# Objective
Repeat the lines below exactly as they appear, but leave out the images.
::::
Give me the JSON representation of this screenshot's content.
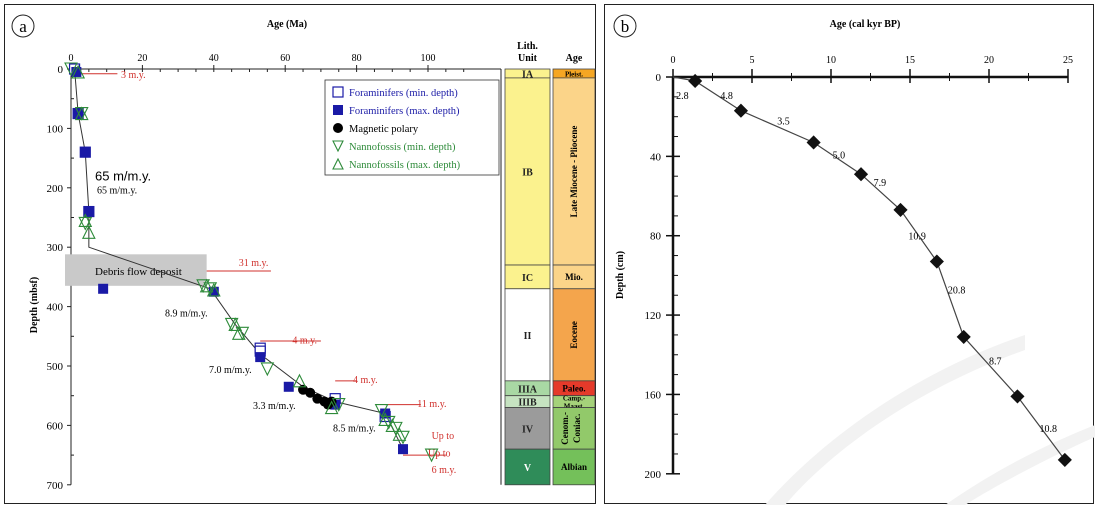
{
  "panel_a": {
    "letter": "a",
    "x_label": "Age (Ma)",
    "y_label": "Depth (mbsf)",
    "x_ticks": [
      0,
      20,
      40,
      60,
      80,
      100
    ],
    "y_ticks": [
      0,
      100,
      200,
      300,
      400,
      500,
      600,
      700
    ],
    "legend": [
      {
        "label": "Foraminifers (min. depth)",
        "symbol": "open-square",
        "color": "#1a1aa6"
      },
      {
        "label": "Foraminifers (max. depth)",
        "symbol": "filled-square",
        "color": "#1a1aa6"
      },
      {
        "label": "Magnetic polary",
        "symbol": "filled-circle",
        "color": "#000000"
      },
      {
        "label": "Nannofossis (min. depth)",
        "symbol": "triangle-down",
        "color": "#2e8b3a"
      },
      {
        "label": "Nannofossils (max. depth)",
        "symbol": "triangle-up",
        "color": "#2e8b3a"
      }
    ],
    "rate_big": "65 m/m.y.",
    "debris_label": "Debris flow deposit",
    "rate_labels": [
      "65 m/m.y.",
      "8.9 m/m.y.",
      "7.0 m/m.y.",
      "3.3 m/m.y.",
      "8.5 m/m.y."
    ],
    "hiatus_labels": [
      "3 m.y.",
      "31 m.y.",
      "4 m.y.",
      "4 m.y.",
      "11 m.y.",
      "Up to",
      "Up to",
      "6 m.y."
    ],
    "lith_header": [
      "Lith.",
      "Unit"
    ],
    "age_header": "Age",
    "lith_units": [
      "IA",
      "IB",
      "IC",
      "II",
      "IIIA",
      "IIIB",
      "IV",
      "V"
    ],
    "age_units": [
      "Pleist.",
      "Late Miocene - Pliocene",
      "Mio.",
      "Eocene",
      "Paleo.",
      "Camp.- Maast.",
      "Cenom.- Coniac.",
      "Albian"
    ],
    "colors": {
      "red": "#d0312d",
      "blue": "#1a1aa6",
      "green": "#2e8b3a"
    }
  },
  "panel_b": {
    "letter": "b",
    "x_label": "Age (cal kyr BP)",
    "y_label": "Depth (cm)",
    "x_ticks": [
      0,
      5,
      10,
      15,
      20,
      25
    ],
    "y_ticks": [
      0,
      40,
      80,
      120,
      160,
      200
    ],
    "segment_labels": [
      "2.8",
      "4.8",
      "3.5",
      "5.0",
      "7.9",
      "10.9",
      "20.8",
      "8.7",
      "10.8"
    ]
  },
  "chart_data": [
    {
      "type": "scatter",
      "panel": "a",
      "xlabel": "Age (Ma)",
      "ylabel": "Depth (mbsf)",
      "xlim": [
        0,
        110
      ],
      "ylim": [
        700,
        0
      ],
      "series": [
        {
          "name": "Foraminifers (min. depth)",
          "x": [
            1,
            2,
            4,
            5,
            53,
            53,
            74,
            88
          ],
          "y": [
            0,
            75,
            140,
            240,
            470,
            475,
            555,
            585
          ]
        },
        {
          "name": "Foraminifers (max. depth)",
          "x": [
            1.5,
            2,
            4,
            5,
            9,
            40,
            53,
            61,
            74,
            88,
            93
          ],
          "y": [
            5,
            75,
            140,
            240,
            370,
            375,
            485,
            535,
            565,
            580,
            640
          ]
        },
        {
          "name": "Magnetic polary",
          "x": [
            65,
            67,
            69,
            71,
            72,
            73
          ],
          "y": [
            540,
            545,
            555,
            560,
            565,
            560
          ]
        },
        {
          "name": "Nannofossis (min. depth)",
          "x": [
            0,
            3,
            4,
            37,
            39,
            45,
            48,
            55,
            75,
            87,
            89,
            91,
            93,
            101
          ],
          "y": [
            0,
            75,
            260,
            365,
            370,
            430,
            445,
            505,
            565,
            575,
            595,
            605,
            620,
            650
          ]
        },
        {
          "name": "Nannofossils (max. depth)",
          "x": [
            2,
            3,
            4,
            5,
            38,
            40,
            46,
            47,
            64,
            73,
            88,
            90,
            92
          ],
          "y": [
            5,
            75,
            255,
            275,
            365,
            372,
            430,
            445,
            525,
            570,
            590,
            600,
            615
          ]
        }
      ],
      "rates": [
        "65 m/m.y.",
        "8.9 m/m.y.",
        "7.0 m/m.y.",
        "3.3 m/m.y.",
        "8.5 m/m.y."
      ],
      "hiatuses": [
        "3 m.y.",
        "31 m.y.",
        "4 m.y.",
        "4 m.y.",
        "11 m.y.",
        "Up to 6 m.y."
      ]
    },
    {
      "type": "line",
      "panel": "b",
      "xlabel": "Age (cal kyr BP)",
      "ylabel": "Depth (cm)",
      "xlim": [
        0,
        25
      ],
      "ylim": [
        200,
        0
      ],
      "series": [
        {
          "x": [
            0,
            1.4,
            4.3,
            8.9,
            11.9,
            14.4,
            16.7,
            18.4,
            21.8,
            24.8
          ],
          "y": [
            0,
            2,
            17,
            33,
            49,
            67,
            93,
            131,
            161,
            193
          ]
        }
      ],
      "segment_rates": [
        "2.8",
        "4.8",
        "3.5",
        "5.0",
        "7.9",
        "10.9",
        "20.8",
        "8.7",
        "10.8"
      ]
    }
  ]
}
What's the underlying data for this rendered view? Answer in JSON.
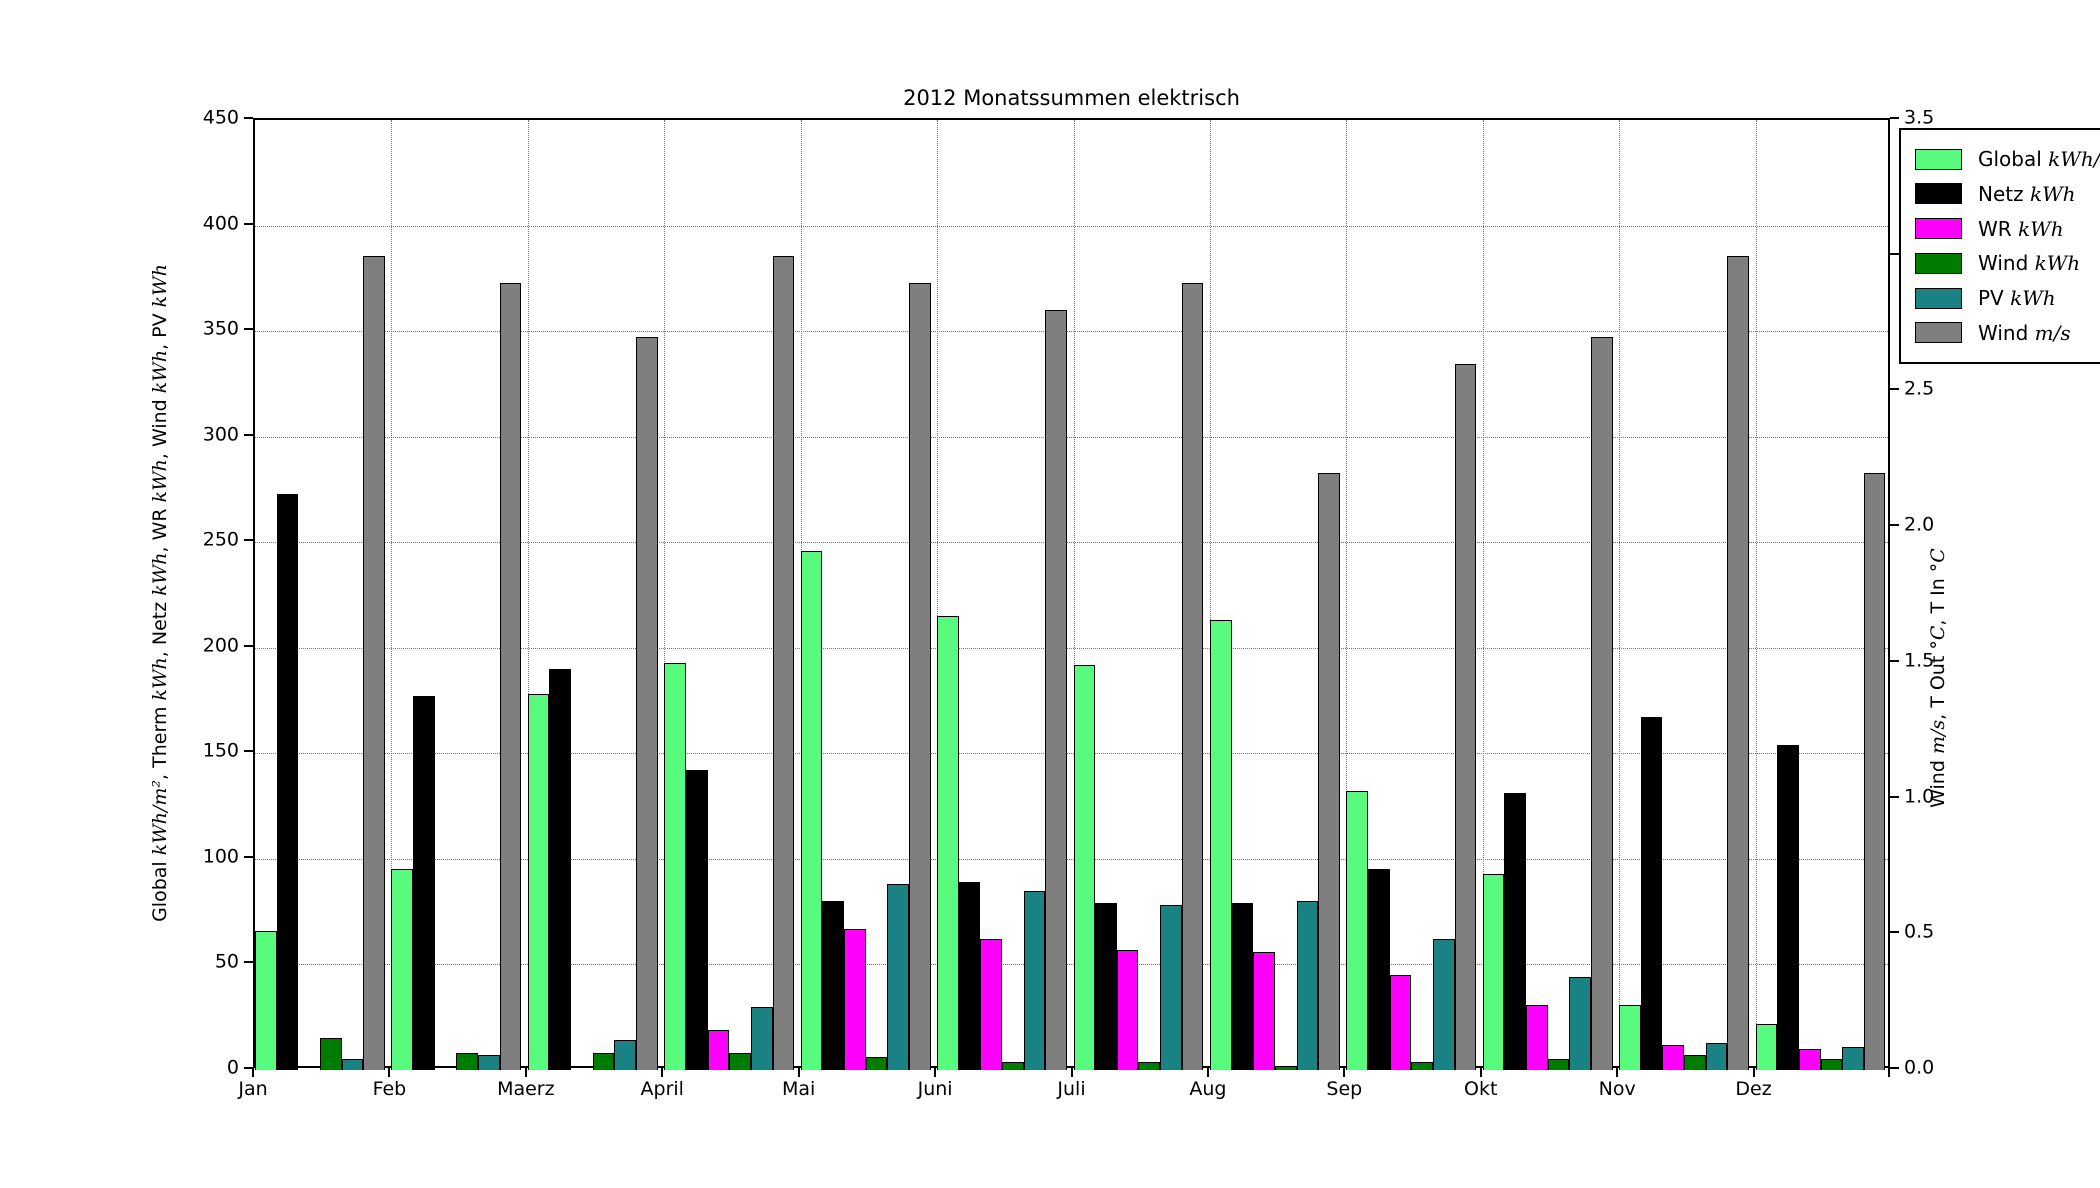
::::
# Worked answer
Give me the JSON representation of this screenshot's content.
{
  "panel_a": {
    "letter": "a",
    "x_label": "Age (Ma)",
    "y_label": "Depth (mbsf)",
    "x_ticks": [
      0,
      20,
      40,
      60,
      80,
      100
    ],
    "y_ticks": [
      0,
      100,
      200,
      300,
      400,
      500,
      600,
      700
    ],
    "legend": [
      {
        "label": "Foraminifers (min. depth)",
        "symbol": "open-square",
        "color": "#1a1aa6"
      },
      {
        "label": "Foraminifers (max. depth)",
        "symbol": "filled-square",
        "color": "#1a1aa6"
      },
      {
        "label": "Magnetic polary",
        "symbol": "filled-circle",
        "color": "#000000"
      },
      {
        "label": "Nannofossis (min. depth)",
        "symbol": "triangle-down",
        "color": "#2e8b3a"
      },
      {
        "label": "Nannofossils (max. depth)",
        "symbol": "triangle-up",
        "color": "#2e8b3a"
      }
    ],
    "rate_big": "65 m/m.y.",
    "debris_label": "Debris flow deposit",
    "rate_labels": [
      "65 m/m.y.",
      "8.9 m/m.y.",
      "7.0 m/m.y.",
      "3.3 m/m.y.",
      "8.5 m/m.y."
    ],
    "hiatus_labels": [
      "3 m.y.",
      "31 m.y.",
      "4 m.y.",
      "4 m.y.",
      "11 m.y.",
      "Up to",
      "Up to",
      "6 m.y."
    ],
    "lith_header": [
      "Lith.",
      "Unit"
    ],
    "age_header": "Age",
    "lith_units": [
      "IA",
      "IB",
      "IC",
      "II",
      "IIIA",
      "IIIB",
      "IV",
      "V"
    ],
    "age_units": [
      "Pleist.",
      "Late Miocene - Pliocene",
      "Mio.",
      "Eocene",
      "Paleo.",
      "Camp.- Maast.",
      "Cenom.- Coniac.",
      "Albian"
    ],
    "colors": {
      "red": "#d0312d",
      "blue": "#1a1aa6",
      "green": "#2e8b3a"
    }
  },
  "panel_b": {
    "letter": "b",
    "x_label": "Age (cal kyr BP)",
    "y_label": "Depth (cm)",
    "x_ticks": [
      0,
      5,
      10,
      15,
      20,
      25
    ],
    "y_ticks": [
      0,
      40,
      80,
      120,
      160,
      200
    ],
    "segment_labels": [
      "2.8",
      "4.8",
      "3.5",
      "5.0",
      "7.9",
      "10.9",
      "20.8",
      "8.7",
      "10.8"
    ]
  },
  "chart_data": [
    {
      "type": "scatter",
      "panel": "a",
      "xlabel": "Age (Ma)",
      "ylabel": "Depth (mbsf)",
      "xlim": [
        0,
        110
      ],
      "ylim": [
        700,
        0
      ],
      "series": [
        {
          "name": "Foraminifers (min. depth)",
          "x": [
            1,
            2,
            4,
            5,
            53,
            53,
            74,
            88
          ],
          "y": [
            0,
            75,
            140,
            240,
            470,
            475,
            555,
            585
          ]
        },
        {
          "name": "Foraminifers (max. depth)",
          "x": [
            1.5,
            2,
            4,
            5,
            9,
            40,
            53,
            61,
            74,
            88,
            93
          ],
          "y": [
            5,
            75,
            140,
            240,
            370,
            375,
            485,
            535,
            565,
            580,
            640
          ]
        },
        {
          "name": "Magnetic polary",
          "x": [
            65,
            67,
            69,
            71,
            72,
            73
          ],
          "y": [
            540,
            545,
            555,
            560,
            565,
            560
          ]
        },
        {
          "name": "Nannofossis (min. depth)",
          "x": [
            0,
            3,
            4,
            37,
            39,
            45,
            48,
            55,
            75,
            87,
            89,
            91,
            93,
            101
          ],
          "y": [
            0,
            75,
            260,
            365,
            370,
            430,
            445,
            505,
            565,
            575,
            595,
            605,
            620,
            650
          ]
        },
        {
          "name": "Nannofossils (max. depth)",
          "x": [
            2,
            3,
            4,
            5,
            38,
            40,
            46,
            47,
            64,
            73,
            88,
            90,
            92
          ],
          "y": [
            5,
            75,
            255,
            275,
            365,
            372,
            430,
            445,
            525,
            570,
            590,
            600,
            615
          ]
        }
      ],
      "rates": [
        "65 m/m.y.",
        "8.9 m/m.y.",
        "7.0 m/m.y.",
        "3.3 m/m.y.",
        "8.5 m/m.y."
      ],
      "hiatuses": [
        "3 m.y.",
        "31 m.y.",
        "4 m.y.",
        "4 m.y.",
        "11 m.y.",
        "Up to 6 m.y."
      ]
    },
    {
      "type": "line",
      "panel": "b",
      "xlabel": "Age (cal kyr BP)",
      "ylabel": "Depth (cm)",
      "xlim": [
        0,
        25
      ],
      "ylim": [
        200,
        0
      ],
      "series": [
        {
          "x": [
            0,
            1.4,
            4.3,
            8.9,
            11.9,
            14.4,
            16.7,
            18.4,
            21.8,
            24.8
          ],
          "y": [
            0,
            2,
            17,
            33,
            49,
            67,
            93,
            131,
            161,
            193
          ]
        }
      ],
      "segment_rates": [
        "2.8",
        "4.8",
        "3.5",
        "5.0",
        "7.9",
        "10.9",
        "20.8",
        "8.7",
        "10.8"
      ]
    }
  ]
}
What's the underlying data for this rendered view? Answer in JSON.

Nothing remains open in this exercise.